=== ENTRIES SUPPLIED ===

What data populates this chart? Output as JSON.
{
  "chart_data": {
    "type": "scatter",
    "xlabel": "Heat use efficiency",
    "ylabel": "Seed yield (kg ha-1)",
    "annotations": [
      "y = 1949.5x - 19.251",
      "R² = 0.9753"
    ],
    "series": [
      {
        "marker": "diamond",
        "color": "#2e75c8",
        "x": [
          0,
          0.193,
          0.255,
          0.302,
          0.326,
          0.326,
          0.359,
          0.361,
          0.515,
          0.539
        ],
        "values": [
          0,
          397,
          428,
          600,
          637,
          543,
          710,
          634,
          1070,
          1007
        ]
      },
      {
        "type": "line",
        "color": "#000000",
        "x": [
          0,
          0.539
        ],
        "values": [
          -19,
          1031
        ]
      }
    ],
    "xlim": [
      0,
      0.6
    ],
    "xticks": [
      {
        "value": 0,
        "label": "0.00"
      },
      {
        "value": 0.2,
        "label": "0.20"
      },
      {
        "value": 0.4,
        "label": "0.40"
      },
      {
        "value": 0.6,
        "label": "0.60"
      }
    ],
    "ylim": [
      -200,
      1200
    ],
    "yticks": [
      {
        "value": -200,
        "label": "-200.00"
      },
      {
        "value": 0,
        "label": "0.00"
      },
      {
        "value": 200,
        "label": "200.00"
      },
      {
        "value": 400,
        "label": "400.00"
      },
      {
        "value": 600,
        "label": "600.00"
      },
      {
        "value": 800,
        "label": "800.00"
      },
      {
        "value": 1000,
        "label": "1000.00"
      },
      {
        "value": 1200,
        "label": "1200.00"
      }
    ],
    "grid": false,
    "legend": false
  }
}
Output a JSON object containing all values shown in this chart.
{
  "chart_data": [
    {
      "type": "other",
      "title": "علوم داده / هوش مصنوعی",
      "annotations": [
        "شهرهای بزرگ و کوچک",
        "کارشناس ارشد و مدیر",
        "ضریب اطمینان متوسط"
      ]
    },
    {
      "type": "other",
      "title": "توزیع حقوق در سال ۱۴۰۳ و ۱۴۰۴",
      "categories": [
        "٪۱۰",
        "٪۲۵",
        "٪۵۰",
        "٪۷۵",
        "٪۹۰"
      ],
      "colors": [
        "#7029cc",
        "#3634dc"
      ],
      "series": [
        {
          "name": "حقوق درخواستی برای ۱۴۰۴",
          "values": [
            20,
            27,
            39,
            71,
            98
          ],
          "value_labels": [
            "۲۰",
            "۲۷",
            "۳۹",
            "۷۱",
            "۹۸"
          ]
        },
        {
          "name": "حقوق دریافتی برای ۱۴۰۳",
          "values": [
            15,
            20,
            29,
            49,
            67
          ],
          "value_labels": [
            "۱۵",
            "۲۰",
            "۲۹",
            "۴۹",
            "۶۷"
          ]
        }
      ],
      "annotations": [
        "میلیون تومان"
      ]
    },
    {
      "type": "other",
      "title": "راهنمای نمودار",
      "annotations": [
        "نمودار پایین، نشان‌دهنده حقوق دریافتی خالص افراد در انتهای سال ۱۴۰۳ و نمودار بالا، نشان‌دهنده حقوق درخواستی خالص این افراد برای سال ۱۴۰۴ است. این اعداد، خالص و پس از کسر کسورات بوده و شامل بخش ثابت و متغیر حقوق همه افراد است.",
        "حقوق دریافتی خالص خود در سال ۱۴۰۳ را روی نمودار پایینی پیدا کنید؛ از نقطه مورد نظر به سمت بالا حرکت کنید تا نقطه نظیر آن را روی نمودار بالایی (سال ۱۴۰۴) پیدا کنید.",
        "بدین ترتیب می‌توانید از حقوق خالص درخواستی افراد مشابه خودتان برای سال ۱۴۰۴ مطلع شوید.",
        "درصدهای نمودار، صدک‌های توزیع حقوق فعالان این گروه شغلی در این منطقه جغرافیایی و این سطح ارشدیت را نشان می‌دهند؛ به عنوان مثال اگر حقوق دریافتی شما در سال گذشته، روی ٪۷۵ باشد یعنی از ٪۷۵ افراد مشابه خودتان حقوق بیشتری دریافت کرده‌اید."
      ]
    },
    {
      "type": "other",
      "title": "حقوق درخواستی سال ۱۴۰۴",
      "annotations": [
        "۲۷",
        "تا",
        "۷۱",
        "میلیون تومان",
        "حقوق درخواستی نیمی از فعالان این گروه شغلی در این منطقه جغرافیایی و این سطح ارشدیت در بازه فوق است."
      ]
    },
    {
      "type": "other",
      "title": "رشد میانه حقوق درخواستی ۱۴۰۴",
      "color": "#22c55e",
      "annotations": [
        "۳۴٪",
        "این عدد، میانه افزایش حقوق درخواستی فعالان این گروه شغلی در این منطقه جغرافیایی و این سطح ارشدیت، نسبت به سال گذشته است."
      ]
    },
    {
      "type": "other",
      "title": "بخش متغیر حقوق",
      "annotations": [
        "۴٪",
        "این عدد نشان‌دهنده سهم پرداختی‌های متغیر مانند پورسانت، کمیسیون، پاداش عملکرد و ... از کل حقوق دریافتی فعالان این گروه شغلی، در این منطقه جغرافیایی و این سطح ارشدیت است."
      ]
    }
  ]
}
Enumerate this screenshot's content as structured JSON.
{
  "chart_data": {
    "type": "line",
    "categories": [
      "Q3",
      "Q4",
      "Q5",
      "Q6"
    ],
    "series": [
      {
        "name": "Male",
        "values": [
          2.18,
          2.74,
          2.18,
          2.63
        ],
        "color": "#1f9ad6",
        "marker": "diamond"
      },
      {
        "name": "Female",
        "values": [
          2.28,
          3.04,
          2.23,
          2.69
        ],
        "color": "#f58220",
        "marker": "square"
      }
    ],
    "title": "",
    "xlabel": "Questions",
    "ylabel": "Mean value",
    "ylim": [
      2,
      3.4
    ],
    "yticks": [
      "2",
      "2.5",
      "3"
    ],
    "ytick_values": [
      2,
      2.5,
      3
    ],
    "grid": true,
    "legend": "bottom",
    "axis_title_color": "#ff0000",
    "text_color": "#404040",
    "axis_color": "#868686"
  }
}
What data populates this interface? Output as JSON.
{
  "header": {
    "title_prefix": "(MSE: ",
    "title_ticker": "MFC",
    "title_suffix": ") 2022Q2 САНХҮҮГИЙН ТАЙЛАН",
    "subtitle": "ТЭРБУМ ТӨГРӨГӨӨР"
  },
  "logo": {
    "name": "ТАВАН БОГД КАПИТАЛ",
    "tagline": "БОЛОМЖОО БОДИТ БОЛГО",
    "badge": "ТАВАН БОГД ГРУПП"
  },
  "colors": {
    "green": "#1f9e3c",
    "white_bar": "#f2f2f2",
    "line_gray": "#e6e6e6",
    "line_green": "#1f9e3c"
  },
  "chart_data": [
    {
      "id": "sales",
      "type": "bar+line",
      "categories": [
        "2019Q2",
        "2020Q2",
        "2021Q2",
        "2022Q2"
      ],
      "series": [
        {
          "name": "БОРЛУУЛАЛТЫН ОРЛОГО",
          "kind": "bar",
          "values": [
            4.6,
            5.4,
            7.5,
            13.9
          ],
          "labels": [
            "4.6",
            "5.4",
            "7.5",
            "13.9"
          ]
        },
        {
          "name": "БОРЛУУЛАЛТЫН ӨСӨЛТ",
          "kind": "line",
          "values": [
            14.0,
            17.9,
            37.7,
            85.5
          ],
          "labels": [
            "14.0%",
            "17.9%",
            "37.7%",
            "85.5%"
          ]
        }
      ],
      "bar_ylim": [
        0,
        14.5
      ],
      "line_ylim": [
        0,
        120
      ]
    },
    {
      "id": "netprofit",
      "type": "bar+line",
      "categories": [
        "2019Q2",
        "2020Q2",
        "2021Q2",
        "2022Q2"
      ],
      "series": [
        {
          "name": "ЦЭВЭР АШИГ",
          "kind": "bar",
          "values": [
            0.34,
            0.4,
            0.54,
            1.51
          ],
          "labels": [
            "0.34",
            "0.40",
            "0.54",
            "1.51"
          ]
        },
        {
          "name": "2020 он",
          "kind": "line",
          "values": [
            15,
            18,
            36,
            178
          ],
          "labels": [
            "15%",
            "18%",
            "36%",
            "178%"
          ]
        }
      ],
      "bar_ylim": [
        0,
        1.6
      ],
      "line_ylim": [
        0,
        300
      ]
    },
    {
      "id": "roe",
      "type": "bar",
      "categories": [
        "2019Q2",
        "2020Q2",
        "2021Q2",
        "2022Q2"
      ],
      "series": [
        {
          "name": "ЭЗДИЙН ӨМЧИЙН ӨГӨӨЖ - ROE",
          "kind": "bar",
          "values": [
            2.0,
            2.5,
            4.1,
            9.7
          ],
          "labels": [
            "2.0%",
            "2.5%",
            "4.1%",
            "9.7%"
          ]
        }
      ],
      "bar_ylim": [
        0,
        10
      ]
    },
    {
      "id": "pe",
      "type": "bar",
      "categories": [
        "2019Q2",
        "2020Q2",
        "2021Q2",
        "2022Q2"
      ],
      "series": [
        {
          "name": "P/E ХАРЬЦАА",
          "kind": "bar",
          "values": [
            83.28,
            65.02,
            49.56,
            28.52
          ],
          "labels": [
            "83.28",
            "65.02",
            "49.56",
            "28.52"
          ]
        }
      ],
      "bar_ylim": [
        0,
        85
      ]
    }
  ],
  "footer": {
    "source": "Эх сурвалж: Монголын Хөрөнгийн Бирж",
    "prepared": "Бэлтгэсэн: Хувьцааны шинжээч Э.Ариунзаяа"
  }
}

===

▶ [TASK TO CARRY OUT]: Track down every line with the word "برای" and copy it.

▶ [FINAL RESULT]:
          "name": "حقوق درخواستی برای ۱۴۰۴",
          "name": "حقوق دریافتی برای ۱۴۰۳",
        "نمودار پایین، نشان‌دهنده حقوق دریافتی خالص افراد در انتهای سال ۱۴۰۳ و نمودار بالا، نشان‌دهنده حقوق درخواستی خالص این افراد برای سال ۱۴۰۴ است. این اعداد، خالص و پس از کسر کسورات بوده و شامل بخش ثابت و متغیر حقوق همه افراد است.",
        "بدین ترتیب می‌توانید از حقوق خالص درخواستی افراد مشابه خودتان برای سال ۱۴۰۴ مطلع شوید.",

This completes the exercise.